• [AIM OF THE EXERCISE]:
Exactly reproduce each line of the listing that follows.

··· DATA PROVIDED

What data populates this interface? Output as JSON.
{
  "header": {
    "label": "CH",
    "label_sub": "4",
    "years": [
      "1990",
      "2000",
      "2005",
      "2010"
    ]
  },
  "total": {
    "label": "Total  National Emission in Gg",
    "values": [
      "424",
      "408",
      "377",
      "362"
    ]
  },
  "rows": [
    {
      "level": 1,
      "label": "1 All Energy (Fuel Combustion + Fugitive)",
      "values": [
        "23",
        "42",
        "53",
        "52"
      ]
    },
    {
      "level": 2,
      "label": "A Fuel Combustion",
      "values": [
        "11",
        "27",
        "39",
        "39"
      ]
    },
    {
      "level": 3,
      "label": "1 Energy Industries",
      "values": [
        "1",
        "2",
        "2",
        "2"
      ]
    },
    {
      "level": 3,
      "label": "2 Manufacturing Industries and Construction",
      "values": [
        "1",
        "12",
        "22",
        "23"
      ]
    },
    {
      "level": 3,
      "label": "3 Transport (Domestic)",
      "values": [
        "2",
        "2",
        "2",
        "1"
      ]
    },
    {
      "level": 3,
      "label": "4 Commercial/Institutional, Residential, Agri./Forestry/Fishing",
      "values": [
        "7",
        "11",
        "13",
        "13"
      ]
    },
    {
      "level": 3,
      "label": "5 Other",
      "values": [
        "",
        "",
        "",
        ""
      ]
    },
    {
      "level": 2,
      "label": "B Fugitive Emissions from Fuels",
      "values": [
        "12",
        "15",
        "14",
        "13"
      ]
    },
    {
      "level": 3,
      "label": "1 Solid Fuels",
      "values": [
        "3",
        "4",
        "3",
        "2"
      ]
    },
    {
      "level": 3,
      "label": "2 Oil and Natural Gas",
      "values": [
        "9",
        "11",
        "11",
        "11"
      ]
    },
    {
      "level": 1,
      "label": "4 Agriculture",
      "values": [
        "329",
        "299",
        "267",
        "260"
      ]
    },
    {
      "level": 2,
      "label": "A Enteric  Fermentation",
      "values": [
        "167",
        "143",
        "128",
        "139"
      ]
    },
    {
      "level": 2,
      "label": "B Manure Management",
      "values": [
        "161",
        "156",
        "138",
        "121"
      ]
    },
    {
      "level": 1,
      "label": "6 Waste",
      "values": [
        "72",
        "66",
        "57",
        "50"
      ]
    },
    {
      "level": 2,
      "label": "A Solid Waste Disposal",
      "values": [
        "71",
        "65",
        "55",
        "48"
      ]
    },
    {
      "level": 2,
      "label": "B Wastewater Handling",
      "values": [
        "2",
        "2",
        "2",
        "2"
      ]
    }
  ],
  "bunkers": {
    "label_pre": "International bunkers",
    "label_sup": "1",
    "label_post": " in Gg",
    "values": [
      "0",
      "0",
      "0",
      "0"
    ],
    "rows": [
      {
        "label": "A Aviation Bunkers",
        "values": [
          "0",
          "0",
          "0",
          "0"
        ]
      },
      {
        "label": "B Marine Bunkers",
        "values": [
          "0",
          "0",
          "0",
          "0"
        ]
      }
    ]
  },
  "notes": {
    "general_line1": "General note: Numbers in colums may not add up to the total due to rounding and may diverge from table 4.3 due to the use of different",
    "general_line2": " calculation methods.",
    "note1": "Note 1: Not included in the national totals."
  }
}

······

• [RESPONSE BELOW]:
What data populates this interface? Output as JSON.
{
  "header": {
    "label": "CH",
    "label_sub": "4",
    "years": [
      "1990",
      "2000",
      "2005",
      "2010"
    ]
  },
  "total": {
    "label": "Total  National Emission in Gg",
    "values": [
      "424",
      "408",
      "377",
      "362"
    ]
  },
  "rows": [
    {
      "level": 1,
      "label": "1 All Energy (Fuel Combustion + Fugitive)",
      "values": [
        "23",
        "42",
        "53",
        "52"
      ]
    },
    {
      "level": 2,
      "label": "A Fuel Combustion",
      "values": [
        "11",
        "27",
        "39",
        "39"
      ]
    },
    {
      "level": 3,
      "label": "1 Energy Industries",
      "values": [
        "1",
        "2",
        "2",
        "2"
      ]
    },
    {
      "level": 3,
      "label": "2 Manufacturing Industries and Construction",
      "values": [
        "1",
        "12",
        "22",
        "23"
      ]
    },
    {
      "level": 3,
      "label": "3 Transport (Domestic)",
      "values": [
        "2",
        "2",
        "2",
        "1"
      ]
    },
    {
      "level": 3,
      "label": "4 Commercial/Institutional, Residential, Agri./Forestry/Fishing",
      "values": [
        "7",
        "11",
        "13",
        "13"
      ]
    },
    {
      "level": 3,
      "label": "5 Other",
      "values": [
        "",
        "",
        "",
        ""
      ]
    },
    {
      "level": 2,
      "label": "B Fugitive Emissions from Fuels",
      "values": [
        "12",
        "15",
        "14",
        "13"
      ]
    },
    {
      "level": 3,
      "label": "1 Solid Fuels",
      "values": [
        "3",
        "4",
        "3",
        "2"
      ]
    },
    {
      "level": 3,
      "label": "2 Oil and Natural Gas",
      "values": [
        "9",
        "11",
        "11",
        "11"
      ]
    },
    {
      "level": 1,
      "label": "4 Agriculture",
      "values": [
        "329",
        "299",
        "267",
        "260"
      ]
    },
    {
      "level": 2,
      "label": "A Enteric  Fermentation",
      "values": [
        "167",
        "143",
        "128",
        "139"
      ]
    },
    {
      "level": 2,
      "label": "B Manure Management",
      "values": [
        "161",
        "156",
        "138",
        "121"
      ]
    },
    {
      "level": 1,
      "label": "6 Waste",
      "values": [
        "72",
        "66",
        "57",
        "50"
      ]
    },
    {
      "level": 2,
      "label": "A Solid Waste Disposal",
      "values": [
        "71",
        "65",
        "55",
        "48"
      ]
    },
    {
      "level": 2,
      "label": "B Wastewater Handling",
      "values": [
        "2",
        "2",
        "2",
        "2"
      ]
    }
  ],
  "bunkers": {
    "label_pre": "International bunkers",
    "label_sup": "1",
    "label_post": " in Gg",
    "values": [
      "0",
      "0",
      "0",
      "0"
    ],
    "rows": [
      {
        "label": "A Aviation Bunkers",
        "values": [
          "0",
          "0",
          "0",
          "0"
        ]
      },
      {
        "label": "B Marine Bunkers",
        "values": [
          "0",
          "0",
          "0",
          "0"
        ]
      }
    ]
  },
  "notes": {
    "general_line1": "General note: Numbers in colums may not add up to the total due to rounding and may diverge from table 4.3 due to the use of different",
    "general_line2": " calculation methods.",
    "note1": "Note 1: Not included in the national totals."
  }
}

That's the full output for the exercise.